** Start of Given data **

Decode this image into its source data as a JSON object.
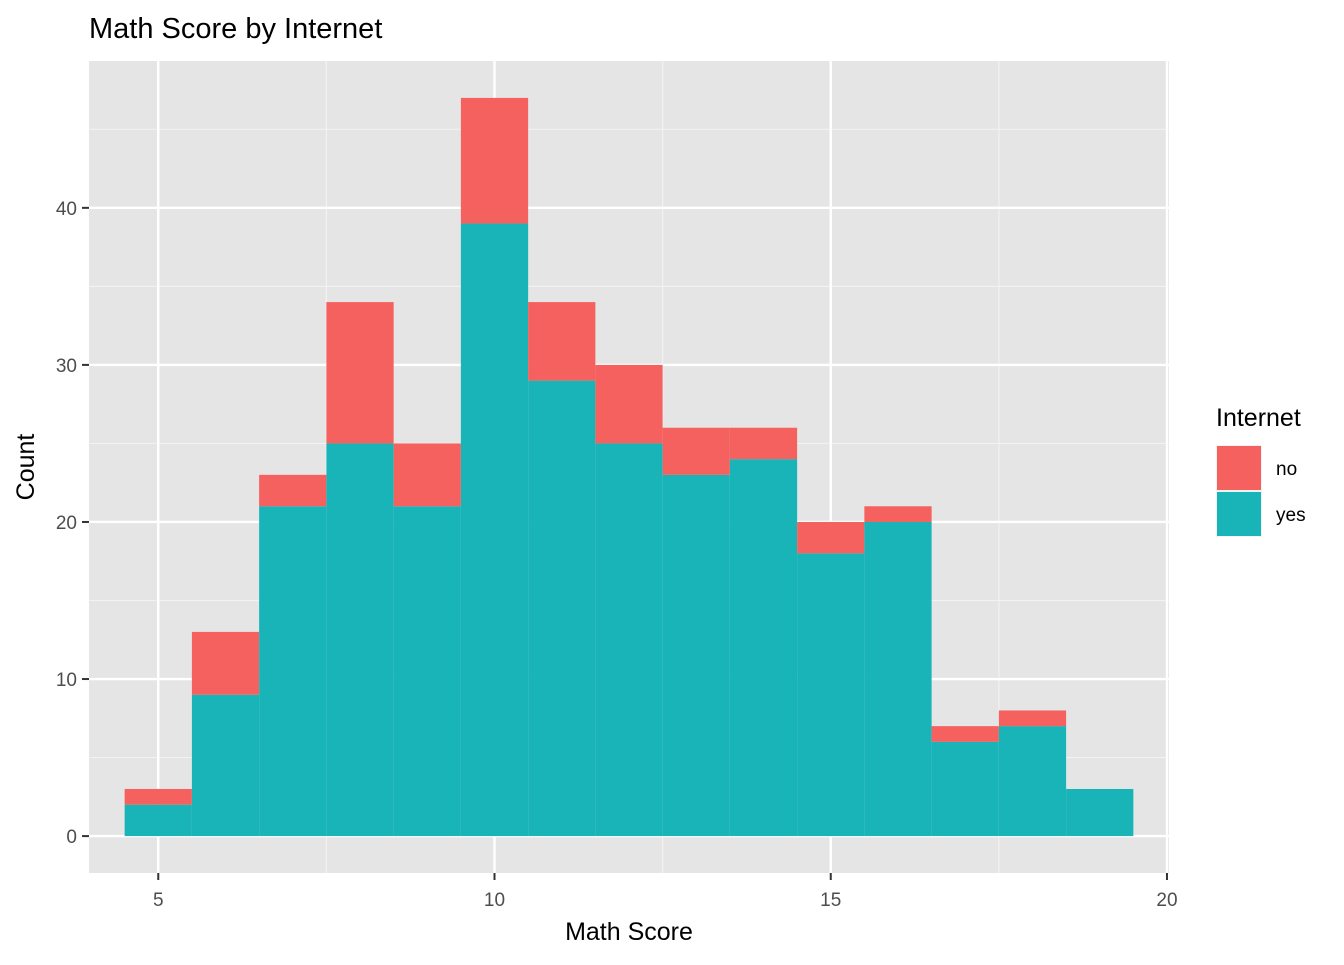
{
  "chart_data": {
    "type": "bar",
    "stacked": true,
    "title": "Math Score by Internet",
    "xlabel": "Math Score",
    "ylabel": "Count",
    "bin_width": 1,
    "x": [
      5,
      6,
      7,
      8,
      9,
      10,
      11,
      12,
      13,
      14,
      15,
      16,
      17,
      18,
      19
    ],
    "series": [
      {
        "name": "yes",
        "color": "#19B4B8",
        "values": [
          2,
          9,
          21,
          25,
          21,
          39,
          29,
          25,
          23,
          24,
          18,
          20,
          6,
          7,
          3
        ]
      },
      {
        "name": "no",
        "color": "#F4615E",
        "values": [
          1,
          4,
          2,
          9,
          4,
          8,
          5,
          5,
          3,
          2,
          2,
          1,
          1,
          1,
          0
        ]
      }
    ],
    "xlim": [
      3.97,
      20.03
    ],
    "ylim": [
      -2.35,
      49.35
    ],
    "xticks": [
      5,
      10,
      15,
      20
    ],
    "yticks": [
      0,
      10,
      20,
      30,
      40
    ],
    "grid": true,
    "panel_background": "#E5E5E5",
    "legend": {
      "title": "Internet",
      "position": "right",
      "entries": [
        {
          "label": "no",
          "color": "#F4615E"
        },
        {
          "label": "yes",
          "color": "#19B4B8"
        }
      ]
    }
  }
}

** End of Given data **
** Start of Given data **

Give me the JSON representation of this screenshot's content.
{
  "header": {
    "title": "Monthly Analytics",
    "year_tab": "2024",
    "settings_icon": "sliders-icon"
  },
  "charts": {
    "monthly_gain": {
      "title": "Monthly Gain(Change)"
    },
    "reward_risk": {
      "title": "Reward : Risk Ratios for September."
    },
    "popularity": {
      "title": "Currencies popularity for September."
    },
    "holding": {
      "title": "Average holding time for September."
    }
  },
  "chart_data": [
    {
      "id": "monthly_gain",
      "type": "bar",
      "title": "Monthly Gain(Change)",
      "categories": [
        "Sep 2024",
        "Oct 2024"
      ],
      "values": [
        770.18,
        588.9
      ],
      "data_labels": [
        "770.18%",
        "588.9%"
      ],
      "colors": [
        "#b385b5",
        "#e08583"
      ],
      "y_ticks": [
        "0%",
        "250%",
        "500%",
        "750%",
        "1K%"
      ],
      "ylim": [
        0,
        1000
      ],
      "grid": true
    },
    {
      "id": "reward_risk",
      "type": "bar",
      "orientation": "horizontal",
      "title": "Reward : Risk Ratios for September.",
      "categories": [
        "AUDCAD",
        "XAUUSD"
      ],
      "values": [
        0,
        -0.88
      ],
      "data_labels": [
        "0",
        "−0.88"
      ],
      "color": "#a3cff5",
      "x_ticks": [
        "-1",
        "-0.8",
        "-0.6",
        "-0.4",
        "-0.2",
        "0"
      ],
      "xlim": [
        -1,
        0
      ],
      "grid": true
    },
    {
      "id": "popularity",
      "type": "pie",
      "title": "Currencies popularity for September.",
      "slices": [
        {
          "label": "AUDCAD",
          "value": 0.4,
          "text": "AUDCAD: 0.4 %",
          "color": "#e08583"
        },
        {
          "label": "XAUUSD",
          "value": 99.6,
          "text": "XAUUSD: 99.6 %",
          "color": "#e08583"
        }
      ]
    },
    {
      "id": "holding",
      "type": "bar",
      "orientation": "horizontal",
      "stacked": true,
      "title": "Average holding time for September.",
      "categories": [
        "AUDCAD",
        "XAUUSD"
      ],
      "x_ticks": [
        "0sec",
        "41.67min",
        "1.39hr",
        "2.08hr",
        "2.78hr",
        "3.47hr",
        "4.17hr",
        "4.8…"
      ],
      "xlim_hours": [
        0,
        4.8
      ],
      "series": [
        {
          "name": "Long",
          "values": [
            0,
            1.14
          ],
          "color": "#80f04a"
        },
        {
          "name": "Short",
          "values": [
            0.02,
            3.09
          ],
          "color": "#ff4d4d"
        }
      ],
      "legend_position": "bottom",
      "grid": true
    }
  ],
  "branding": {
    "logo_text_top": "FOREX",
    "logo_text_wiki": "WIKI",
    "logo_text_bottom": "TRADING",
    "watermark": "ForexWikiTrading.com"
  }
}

** End of Given data **
** Start of Given data **

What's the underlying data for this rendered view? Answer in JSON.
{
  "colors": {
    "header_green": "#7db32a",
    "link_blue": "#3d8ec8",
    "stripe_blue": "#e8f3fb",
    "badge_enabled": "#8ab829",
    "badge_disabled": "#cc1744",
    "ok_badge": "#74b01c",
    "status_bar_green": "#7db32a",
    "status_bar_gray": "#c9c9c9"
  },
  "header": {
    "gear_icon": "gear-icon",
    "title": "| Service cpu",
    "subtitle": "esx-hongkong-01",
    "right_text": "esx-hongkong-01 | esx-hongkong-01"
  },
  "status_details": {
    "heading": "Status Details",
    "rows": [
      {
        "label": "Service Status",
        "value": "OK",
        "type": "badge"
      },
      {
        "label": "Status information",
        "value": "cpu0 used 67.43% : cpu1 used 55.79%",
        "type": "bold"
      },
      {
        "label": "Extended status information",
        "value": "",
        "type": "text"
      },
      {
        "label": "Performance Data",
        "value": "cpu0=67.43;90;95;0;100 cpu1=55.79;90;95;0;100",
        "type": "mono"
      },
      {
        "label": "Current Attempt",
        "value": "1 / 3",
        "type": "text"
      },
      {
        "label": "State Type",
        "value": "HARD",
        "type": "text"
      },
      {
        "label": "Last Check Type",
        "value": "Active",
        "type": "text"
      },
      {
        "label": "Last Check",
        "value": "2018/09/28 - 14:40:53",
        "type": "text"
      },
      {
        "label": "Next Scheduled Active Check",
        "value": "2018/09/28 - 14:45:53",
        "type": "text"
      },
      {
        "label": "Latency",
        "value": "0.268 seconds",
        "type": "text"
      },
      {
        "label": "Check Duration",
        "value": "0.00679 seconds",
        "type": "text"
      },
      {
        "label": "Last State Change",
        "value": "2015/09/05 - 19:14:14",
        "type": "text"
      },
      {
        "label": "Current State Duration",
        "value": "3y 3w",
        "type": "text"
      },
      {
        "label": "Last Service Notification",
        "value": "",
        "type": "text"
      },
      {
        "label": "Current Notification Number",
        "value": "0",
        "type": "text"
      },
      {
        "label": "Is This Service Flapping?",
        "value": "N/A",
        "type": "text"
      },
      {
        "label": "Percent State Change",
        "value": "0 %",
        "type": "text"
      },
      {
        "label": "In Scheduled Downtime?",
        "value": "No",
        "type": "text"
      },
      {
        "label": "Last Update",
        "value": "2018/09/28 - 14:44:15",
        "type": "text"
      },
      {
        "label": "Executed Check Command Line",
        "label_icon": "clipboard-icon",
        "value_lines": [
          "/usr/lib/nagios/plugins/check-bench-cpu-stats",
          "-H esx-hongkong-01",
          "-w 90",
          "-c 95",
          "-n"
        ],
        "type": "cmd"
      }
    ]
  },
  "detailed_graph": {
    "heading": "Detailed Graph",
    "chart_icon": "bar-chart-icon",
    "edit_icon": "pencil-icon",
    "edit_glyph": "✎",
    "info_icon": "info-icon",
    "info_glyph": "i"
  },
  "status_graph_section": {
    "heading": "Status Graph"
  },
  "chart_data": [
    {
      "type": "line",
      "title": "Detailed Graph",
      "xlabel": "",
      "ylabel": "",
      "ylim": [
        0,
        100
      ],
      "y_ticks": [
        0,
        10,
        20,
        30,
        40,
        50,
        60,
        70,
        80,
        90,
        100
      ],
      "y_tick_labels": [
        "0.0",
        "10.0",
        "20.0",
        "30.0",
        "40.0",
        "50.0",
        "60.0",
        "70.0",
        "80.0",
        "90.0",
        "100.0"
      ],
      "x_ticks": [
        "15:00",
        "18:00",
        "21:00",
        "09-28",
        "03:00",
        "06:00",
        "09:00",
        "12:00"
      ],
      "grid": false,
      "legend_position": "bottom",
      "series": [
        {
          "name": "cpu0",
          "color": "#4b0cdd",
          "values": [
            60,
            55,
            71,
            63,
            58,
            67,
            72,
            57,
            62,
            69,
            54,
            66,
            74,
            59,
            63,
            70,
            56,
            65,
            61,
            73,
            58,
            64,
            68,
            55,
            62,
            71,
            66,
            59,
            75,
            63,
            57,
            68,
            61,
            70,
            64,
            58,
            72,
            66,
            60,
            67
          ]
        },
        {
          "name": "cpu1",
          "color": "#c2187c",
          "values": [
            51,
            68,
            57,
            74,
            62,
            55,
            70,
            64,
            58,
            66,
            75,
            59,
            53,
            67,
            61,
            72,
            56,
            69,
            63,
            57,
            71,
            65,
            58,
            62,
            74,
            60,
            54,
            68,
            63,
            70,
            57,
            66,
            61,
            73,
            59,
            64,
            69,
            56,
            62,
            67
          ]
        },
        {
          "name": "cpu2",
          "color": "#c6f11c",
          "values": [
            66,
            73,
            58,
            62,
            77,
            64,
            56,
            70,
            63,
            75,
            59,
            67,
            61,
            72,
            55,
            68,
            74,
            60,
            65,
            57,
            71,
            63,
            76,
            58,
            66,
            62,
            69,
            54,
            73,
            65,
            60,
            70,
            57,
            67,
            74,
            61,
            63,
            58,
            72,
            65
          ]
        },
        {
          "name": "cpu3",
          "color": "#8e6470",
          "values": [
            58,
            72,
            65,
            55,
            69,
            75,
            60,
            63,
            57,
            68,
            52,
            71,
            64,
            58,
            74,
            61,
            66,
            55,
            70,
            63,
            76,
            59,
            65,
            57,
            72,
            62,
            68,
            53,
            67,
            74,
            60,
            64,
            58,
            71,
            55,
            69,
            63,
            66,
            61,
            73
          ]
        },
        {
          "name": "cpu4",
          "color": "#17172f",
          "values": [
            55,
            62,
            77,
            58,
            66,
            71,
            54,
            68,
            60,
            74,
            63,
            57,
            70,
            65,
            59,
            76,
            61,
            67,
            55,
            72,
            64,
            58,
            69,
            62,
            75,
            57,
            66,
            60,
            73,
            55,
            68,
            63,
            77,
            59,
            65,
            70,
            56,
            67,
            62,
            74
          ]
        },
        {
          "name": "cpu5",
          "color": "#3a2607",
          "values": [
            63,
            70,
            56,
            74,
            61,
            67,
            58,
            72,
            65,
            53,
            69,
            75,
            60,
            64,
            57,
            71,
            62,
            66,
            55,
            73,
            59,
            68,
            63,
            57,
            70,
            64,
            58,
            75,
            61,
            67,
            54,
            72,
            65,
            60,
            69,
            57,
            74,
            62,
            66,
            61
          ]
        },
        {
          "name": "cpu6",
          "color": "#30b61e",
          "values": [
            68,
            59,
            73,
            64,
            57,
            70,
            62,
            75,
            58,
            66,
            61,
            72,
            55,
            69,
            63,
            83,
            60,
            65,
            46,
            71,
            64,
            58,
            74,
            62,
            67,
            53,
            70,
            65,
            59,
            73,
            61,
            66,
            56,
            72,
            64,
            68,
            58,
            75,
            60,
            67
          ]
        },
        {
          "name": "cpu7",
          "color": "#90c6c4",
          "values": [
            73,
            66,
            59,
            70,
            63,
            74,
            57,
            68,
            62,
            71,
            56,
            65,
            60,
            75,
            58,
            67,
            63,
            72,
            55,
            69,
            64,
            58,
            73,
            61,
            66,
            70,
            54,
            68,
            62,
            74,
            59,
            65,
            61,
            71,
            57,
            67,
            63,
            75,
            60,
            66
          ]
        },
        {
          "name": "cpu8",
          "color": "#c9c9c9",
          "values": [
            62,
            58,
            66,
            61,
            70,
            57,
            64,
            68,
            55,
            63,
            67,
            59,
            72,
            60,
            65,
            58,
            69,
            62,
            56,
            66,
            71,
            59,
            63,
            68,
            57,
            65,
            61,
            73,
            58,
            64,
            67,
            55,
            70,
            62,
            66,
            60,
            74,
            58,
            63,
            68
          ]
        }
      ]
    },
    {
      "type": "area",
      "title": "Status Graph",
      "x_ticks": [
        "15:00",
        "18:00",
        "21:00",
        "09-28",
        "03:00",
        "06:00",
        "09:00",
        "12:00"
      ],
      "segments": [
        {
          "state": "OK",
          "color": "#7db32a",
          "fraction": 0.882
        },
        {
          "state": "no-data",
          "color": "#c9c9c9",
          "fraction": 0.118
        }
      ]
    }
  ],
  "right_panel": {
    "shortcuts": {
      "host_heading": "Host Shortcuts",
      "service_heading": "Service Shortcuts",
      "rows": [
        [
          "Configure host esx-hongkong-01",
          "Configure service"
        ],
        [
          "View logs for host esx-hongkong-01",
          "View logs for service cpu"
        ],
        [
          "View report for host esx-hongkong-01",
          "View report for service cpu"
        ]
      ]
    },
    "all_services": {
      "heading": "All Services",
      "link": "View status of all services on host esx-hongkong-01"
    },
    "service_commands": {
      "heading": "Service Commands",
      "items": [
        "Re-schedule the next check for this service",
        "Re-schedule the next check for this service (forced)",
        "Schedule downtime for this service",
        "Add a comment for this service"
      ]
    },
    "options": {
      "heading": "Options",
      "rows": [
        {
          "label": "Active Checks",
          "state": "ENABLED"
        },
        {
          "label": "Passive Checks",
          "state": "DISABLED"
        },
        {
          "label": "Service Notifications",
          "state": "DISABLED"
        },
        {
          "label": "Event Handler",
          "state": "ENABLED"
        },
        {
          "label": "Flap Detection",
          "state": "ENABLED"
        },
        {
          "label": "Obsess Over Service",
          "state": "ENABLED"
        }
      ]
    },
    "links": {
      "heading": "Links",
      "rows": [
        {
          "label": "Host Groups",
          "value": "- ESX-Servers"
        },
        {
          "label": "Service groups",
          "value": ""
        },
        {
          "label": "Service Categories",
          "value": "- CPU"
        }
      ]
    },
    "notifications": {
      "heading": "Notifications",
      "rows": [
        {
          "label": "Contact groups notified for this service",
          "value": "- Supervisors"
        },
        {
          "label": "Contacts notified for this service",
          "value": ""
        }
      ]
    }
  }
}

** End of Given data **

Exercise goal
From the records given above, copy all lines containing "notified".

Full solution
          "label": "Contact groups notified for this service",
          "label": "Contacts notified for this service",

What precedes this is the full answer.